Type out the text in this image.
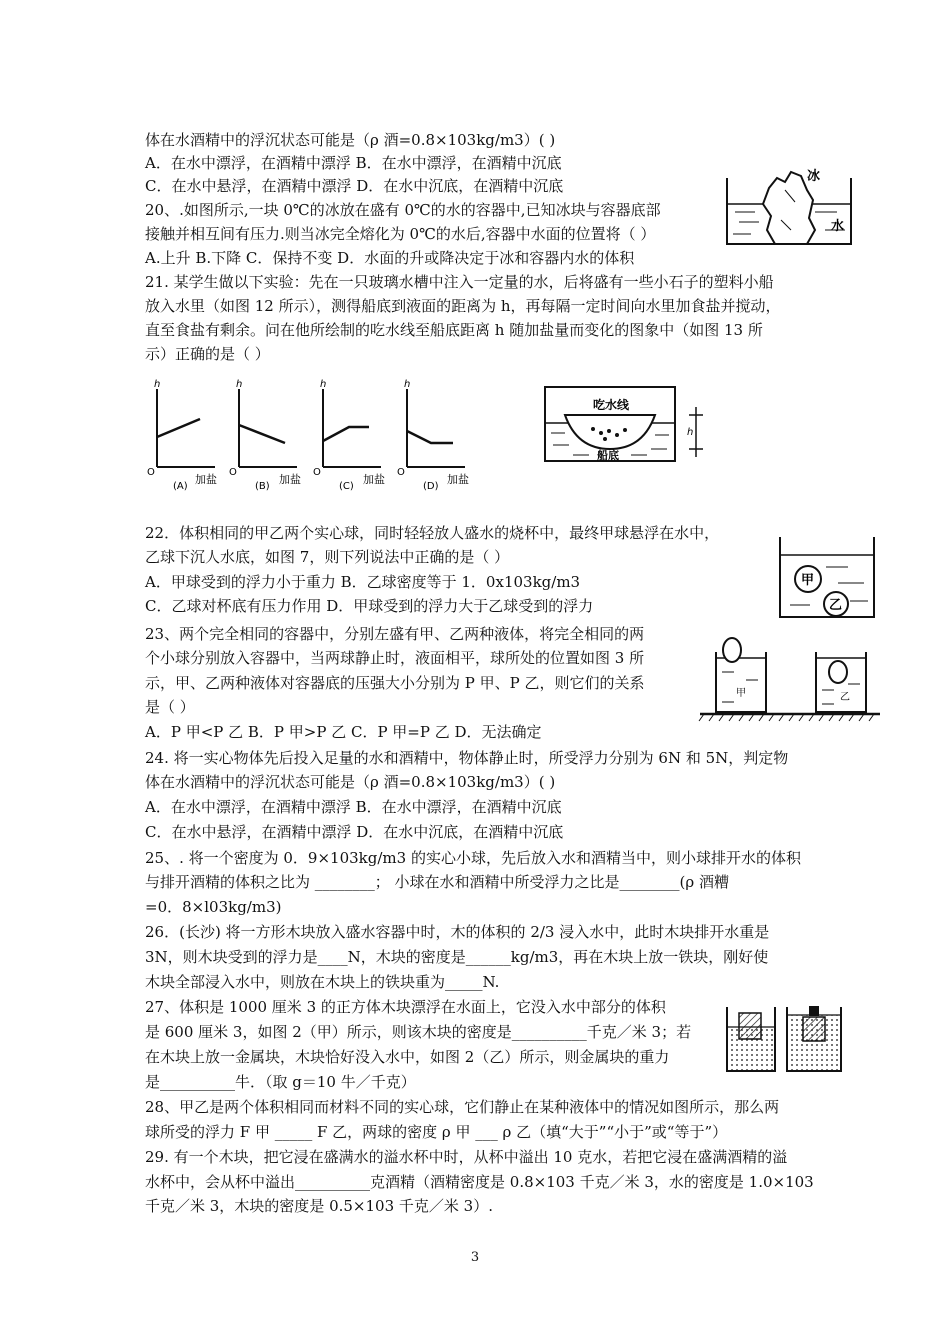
体在水酒精中的浮沉状态可能是（ρ 酒=0.8×103kg/m3）( )
A．在水中漂浮，在酒精中漂浮 B．在水中漂浮，在酒精中沉底
C．在水中悬浮，在酒精中漂浮 D．在水中沉底，在酒精中沉底
20、.如图所示,一块 0℃的冰放在盛有 0℃的水的容器中,已知冰块与容器底部
接触并相互间有压力.则当冰完全熔化为 0℃的水后,容器中水面的位置将（ ）
A.上升 B.下降 C．保持不变 D．水面的升或降决定于冰和容器内水的体积
21. 某学生做以下实验：先在一只玻璃水槽中注入一定量的水，后将盛有一些小石子的塑料小船
放入水里（如图 12 所示），测得船底到液面的距离为 h，再每隔一定时间向水里加食盐并搅动，
直至食盐有剩余。问在他所绘制的吃水线至船底距离 h 随加盐量而变化的图象中（如图 13 所
示）正确的是（ ）
22．体积相同的甲乙两个实心球，同时轻轻放人盛水的烧杯中，最终甲球悬浮在水中，
乙球下沉人水底，如图 7，则下列说法中正确的是（ ）
A．甲球受到的浮力小于重力 B．乙球密度等于 1．0x103kg/m3
C．乙球对杯底有压力作用 D．甲球受到的浮力大于乙球受到的浮力
23、两个完全相同的容器中，分别左盛有甲、乙两种液体，将完全相同的两
个小球分别放入容器中，当两球静止时，液面相平，球所处的位置如图 3 所
示，甲、乙两种液体对容器底的压强大小分别为 P 甲、P 乙，则它们的关系
是（ ）
A．P 甲<P 乙 B．P 甲>P 乙 C．P 甲=P 乙 D．无法确定
24. 将一实心物体先后投入足量的水和酒精中，物体静止时，所受浮力分别为 6N 和 5N，判定物
体在水酒精中的浮沉状态可能是（ρ 酒=0.8×103kg/m3）( )
A．在水中漂浮，在酒精中漂浮 B．在水中漂浮，在酒精中沉底
C．在水中悬浮，在酒精中漂浮 D．在水中沉底，在酒精中沉底
25、. 将一个密度为 0．9×103kg/m3 的实心小球，先后放入水和酒精当中，则小球排开水的体积
与排开酒精的体积之比为 ________； 小球在水和酒精中所受浮力之比是________(ρ 酒糟
=0．8×l03kg/m3)
26．(长沙) 将一方形木块放入盛水容器中时，木的体积的 2/3 浸入水中，此时木块排开水重是
3N，则木块受到的浮力是____N，木块的密度是______kg/m3，再在木块上放一铁块，刚好使
木块全部浸入水中，则放在木块上的铁块重为_____N.
27、体积是 1000 厘米 3 的正方体木块漂浮在水面上，它没入水中部分的体积
是 600 厘米 3，如图 2（甲）所示，则该木块的密度是__________千克／米 3；若
在木块上放一金属块，木块恰好没入水中，如图 2（乙）所示，则金属块的重力
是__________牛．（取 g＝10 牛／千克）
28、甲乙是两个体积相同而材料不同的实心球，它们静止在某种液体中的情况如图所示，那么两
球所受的浮力 F 甲 _____ F 乙，两球的密度 ρ 甲 ___ ρ 乙（填“大于”“小于”或“等于”）
29. 有一个木块，把它浸在盛满水的溢水杯中时，从杯中溢出 10 克水，若把它浸在盛满酒精的溢
水杯中，会从杯中溢出__________克酒精（酒精密度是 0.8×103 千克／米 3，水的密度是 1.0×103
千克／米 3，木块的密度是 0.5×103 千克／米 3）.
冰
水
h
O
(A)
加盐
h
O
(B)
加盐
h
O
(C)
加盐
h
O
(D)
加盐
吃水线
船底
h
甲
乙
甲	乙
3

──────────────────────────────

In the copy, include all records verbatim but no images.

■ COMPLETE OUTPUT
Type out the text in this image.
体在水酒精中的浮沉状态可能是（ρ 酒=0.8×103kg/m3）( )
A．在水中漂浮，在酒精中漂浮 B．在水中漂浮，在酒精中沉底
C．在水中悬浮，在酒精中漂浮 D．在水中沉底，在酒精中沉底
20、.如图所示,一块 0℃的冰放在盛有 0℃的水的容器中,已知冰块与容器底部
接触并相互间有压力.则当冰完全熔化为 0℃的水后,容器中水面的位置将（ ）
A.上升 B.下降 C．保持不变 D．水面的升或降决定于冰和容器内水的体积
21. 某学生做以下实验：先在一只玻璃水槽中注入一定量的水，后将盛有一些小石子的塑料小船
放入水里（如图 12 所示），测得船底到液面的距离为 h，再每隔一定时间向水里加食盐并搅动，
直至食盐有剩余。问在他所绘制的吃水线至船底距离 h 随加盐量而变化的图象中（如图 13 所
示）正确的是（ ）
22．体积相同的甲乙两个实心球，同时轻轻放人盛水的烧杯中，最终甲球悬浮在水中，
乙球下沉人水底，如图 7，则下列说法中正确的是（ ）
A．甲球受到的浮力小于重力 B．乙球密度等于 1．0x103kg/m3
C．乙球对杯底有压力作用 D．甲球受到的浮力大于乙球受到的浮力
23、两个完全相同的容器中，分别左盛有甲、乙两种液体，将完全相同的两
个小球分别放入容器中，当两球静止时，液面相平，球所处的位置如图 3 所
示，甲、乙两种液体对容器底的压强大小分别为 P 甲、P 乙，则它们的关系
是（ ）
A．P 甲<P 乙 B．P 甲>P 乙 C．P 甲=P 乙 D．无法确定
24. 将一实心物体先后投入足量的水和酒精中，物体静止时，所受浮力分别为 6N 和 5N，判定物
体在水酒精中的浮沉状态可能是（ρ 酒=0.8×103kg/m3）( )
A．在水中漂浮，在酒精中漂浮 B．在水中漂浮，在酒精中沉底
C．在水中悬浮，在酒精中漂浮 D．在水中沉底，在酒精中沉底
25、. 将一个密度为 0．9×103kg/m3 的实心小球，先后放入水和酒精当中，则小球排开水的体积
与排开酒精的体积之比为 ________； 小球在水和酒精中所受浮力之比是________(ρ 酒糟
=0．8×l03kg/m3)
26．(长沙) 将一方形木块放入盛水容器中时，木的体积的 2/3 浸入水中，此时木块排开水重是
3N，则木块受到的浮力是____N，木块的密度是______kg/m3，再在木块上放一铁块，刚好使
木块全部浸入水中，则放在木块上的铁块重为_____N.
27、体积是 1000 厘米 3 的正方体木块漂浮在水面上，它没入水中部分的体积
是 600 厘米 3，如图 2（甲）所示，则该木块的密度是__________千克／米 3；若
在木块上放一金属块，木块恰好没入水中，如图 2（乙）所示，则金属块的重力
是__________牛．（取 g＝10 牛／千克）
28、甲乙是两个体积相同而材料不同的实心球，它们静止在某种液体中的情况如图所示，那么两
球所受的浮力 F 甲 _____ F 乙，两球的密度 ρ 甲 ___ ρ 乙（填“大于”“小于”或“等于”）
29. 有一个木块，把它浸在盛满水的溢水杯中时，从杯中溢出 10 克水，若把它浸在盛满酒精的溢
水杯中，会从杯中溢出__________克酒精（酒精密度是 0.8×103 千克／米 3，水的密度是 1.0×103
千克／米 3，木块的密度是 0.5×103 千克／米 3）.
冰
水
h
O
(A)
加盐
h
O
(B)
加盐
h
O
(C)
加盐
h
O
(D)
加盐
吃水线
船底
h
甲
乙
甲	乙
3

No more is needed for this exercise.